◆ Selected excerpt ◆
The DVD cover art for Steamboy proudly proclaims that it is from the same person as Akira, which should have been something of a warning. Akira is a gorgeous movie, but makes about as much sense as taco-flavored ice cream. Steamboy is a little more coherent, but it’s also a film that is filled with a great deal of bombast. In a steampunk world, a kid named literally Ray Steam deals with his father, grandfather, and others creating steam-powered weapons. It also includes the requisite ultra-annoying shrill character who demands everyone pay attention to her. Pretty but weird, and I don’t buy Anna Paquin’s British Isles (Irish?) accent as Ray MostImportantThingintheWorld…er…Steam.
Film: Bill Cunningham: New York
A fascinating documentary about Bill Cunningham, who is the exact meeting point of fashion photographer and modern cultural anthropologist. While Cunningham did high fashion photography, he became best known for his “On the Street” column in The New York Times. Like many who are obsessive about one particular thing, Cunningham is filled with quirks, but also seemed to be a genuine person, often refusing payment to prevent being controlled. I know nothing about fashion and care even less about it, but this is fascinating not because of the clothing or even the people, but the way trends move and change over time and exactly what that means.

◆ How to complete this task ◆
Transcribe the film reviews from "Film: Bill Cunningham: New" up to and including "what that means.". Please rely only on the film reviews for this.

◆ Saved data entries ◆
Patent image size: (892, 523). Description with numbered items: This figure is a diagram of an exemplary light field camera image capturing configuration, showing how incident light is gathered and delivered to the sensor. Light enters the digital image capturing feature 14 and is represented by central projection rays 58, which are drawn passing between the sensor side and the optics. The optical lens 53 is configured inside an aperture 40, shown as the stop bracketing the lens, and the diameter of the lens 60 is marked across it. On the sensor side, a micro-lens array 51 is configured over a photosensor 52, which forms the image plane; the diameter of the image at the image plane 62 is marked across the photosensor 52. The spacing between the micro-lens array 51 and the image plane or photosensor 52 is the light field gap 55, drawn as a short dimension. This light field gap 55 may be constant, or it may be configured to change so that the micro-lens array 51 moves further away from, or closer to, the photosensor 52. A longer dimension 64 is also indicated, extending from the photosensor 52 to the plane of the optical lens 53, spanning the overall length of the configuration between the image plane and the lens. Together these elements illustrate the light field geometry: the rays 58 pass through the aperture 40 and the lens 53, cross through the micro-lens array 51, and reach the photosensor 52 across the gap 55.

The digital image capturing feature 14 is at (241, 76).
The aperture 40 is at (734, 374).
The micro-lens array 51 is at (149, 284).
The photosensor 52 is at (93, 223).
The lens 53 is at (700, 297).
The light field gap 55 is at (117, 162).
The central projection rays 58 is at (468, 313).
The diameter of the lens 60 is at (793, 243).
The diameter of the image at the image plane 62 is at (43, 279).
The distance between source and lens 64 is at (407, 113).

◆ Answer box ◆
Film: Bill Cunningham: New York
A fascinating documentary about Bill Cunningham, who is the exact meeting point of fashion photographer and modern cultural anthropologist. While Cunningham did high fashion photography, he became best known for his “On the Street” column in The New York Times. Like many who are obsessive about one particular thing, Cunningham is filled with quirks, but also seemed to be a genuine person, often refusing payment to prevent being controlled. I know nothing about fashion and care even less about it, but this is fascinating not because of the clothing or even the people, but the way trends move and change over time and exactly what that means.